## Task material
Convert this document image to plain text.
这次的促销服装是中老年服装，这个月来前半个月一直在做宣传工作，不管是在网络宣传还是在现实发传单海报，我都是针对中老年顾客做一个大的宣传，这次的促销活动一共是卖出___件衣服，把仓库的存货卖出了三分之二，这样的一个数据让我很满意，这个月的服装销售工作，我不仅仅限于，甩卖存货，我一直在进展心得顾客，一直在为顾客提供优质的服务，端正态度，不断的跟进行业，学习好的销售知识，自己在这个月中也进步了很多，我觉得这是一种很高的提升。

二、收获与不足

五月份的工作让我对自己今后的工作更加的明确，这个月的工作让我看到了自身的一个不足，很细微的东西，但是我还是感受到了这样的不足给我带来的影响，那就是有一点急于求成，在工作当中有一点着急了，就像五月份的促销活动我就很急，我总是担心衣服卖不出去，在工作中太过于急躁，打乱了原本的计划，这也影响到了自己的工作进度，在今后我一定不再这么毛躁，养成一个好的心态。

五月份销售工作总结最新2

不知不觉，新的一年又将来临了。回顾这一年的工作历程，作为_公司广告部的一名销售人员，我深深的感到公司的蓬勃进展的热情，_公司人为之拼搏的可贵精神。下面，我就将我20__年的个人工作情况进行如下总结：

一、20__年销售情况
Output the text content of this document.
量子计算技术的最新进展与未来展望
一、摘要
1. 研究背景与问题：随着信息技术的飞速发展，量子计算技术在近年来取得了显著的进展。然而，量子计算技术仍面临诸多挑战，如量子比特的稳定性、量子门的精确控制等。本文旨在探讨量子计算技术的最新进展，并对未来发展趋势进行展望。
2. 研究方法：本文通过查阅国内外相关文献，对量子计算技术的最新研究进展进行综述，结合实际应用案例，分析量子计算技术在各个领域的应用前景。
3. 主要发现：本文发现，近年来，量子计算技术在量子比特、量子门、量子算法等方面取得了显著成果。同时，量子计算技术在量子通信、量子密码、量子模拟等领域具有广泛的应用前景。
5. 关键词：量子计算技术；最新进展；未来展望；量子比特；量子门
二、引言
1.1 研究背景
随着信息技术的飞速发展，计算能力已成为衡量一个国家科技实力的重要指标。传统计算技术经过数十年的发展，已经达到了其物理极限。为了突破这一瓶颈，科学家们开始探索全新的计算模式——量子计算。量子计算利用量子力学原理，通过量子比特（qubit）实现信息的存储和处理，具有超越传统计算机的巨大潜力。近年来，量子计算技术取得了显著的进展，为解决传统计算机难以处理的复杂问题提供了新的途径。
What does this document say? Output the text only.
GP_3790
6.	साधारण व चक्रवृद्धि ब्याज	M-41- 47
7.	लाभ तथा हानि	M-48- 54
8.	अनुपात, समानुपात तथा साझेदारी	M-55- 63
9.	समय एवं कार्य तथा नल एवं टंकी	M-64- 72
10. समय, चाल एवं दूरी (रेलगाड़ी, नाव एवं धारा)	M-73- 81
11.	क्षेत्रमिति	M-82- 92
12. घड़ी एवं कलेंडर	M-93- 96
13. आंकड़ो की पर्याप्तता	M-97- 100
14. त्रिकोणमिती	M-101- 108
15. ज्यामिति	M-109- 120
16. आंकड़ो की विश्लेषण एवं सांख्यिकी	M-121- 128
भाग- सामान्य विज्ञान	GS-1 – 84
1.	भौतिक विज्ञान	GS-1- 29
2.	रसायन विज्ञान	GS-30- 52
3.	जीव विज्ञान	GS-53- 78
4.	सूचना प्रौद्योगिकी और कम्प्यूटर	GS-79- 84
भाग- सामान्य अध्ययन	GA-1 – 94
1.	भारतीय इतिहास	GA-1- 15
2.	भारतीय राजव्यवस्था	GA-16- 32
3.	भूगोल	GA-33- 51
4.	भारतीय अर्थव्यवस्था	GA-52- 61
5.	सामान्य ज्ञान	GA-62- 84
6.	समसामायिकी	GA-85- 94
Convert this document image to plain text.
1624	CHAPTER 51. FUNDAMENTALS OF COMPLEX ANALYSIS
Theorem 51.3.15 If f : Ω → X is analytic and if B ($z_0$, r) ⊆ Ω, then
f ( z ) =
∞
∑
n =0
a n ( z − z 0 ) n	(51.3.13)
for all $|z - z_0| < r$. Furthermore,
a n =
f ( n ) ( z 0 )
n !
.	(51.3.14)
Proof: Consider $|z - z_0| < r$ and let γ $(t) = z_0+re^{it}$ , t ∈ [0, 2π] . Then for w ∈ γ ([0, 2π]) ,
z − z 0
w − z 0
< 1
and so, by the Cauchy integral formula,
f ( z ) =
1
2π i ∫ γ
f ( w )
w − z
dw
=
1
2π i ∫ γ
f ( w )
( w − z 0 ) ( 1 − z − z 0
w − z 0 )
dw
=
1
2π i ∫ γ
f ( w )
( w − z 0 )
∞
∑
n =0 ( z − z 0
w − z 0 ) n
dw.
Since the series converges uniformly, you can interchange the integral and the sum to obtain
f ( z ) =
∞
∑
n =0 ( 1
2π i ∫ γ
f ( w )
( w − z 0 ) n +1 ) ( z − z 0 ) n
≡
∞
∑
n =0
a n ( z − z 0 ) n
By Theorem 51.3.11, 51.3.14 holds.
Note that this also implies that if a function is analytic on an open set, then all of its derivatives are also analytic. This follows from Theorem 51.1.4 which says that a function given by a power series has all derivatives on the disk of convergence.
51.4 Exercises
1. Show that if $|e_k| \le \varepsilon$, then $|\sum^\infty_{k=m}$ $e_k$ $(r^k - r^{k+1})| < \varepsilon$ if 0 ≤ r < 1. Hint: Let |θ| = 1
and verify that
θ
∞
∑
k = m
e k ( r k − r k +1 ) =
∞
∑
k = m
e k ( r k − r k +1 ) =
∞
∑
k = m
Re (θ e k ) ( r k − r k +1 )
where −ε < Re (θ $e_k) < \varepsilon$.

## Challenge
Copy every line of the listing where the word "integral" appears.

## Exercise response
and so, by the Cauchy integral formula,
Since the series converges uniformly, you can interchange the integral and the sum to obtain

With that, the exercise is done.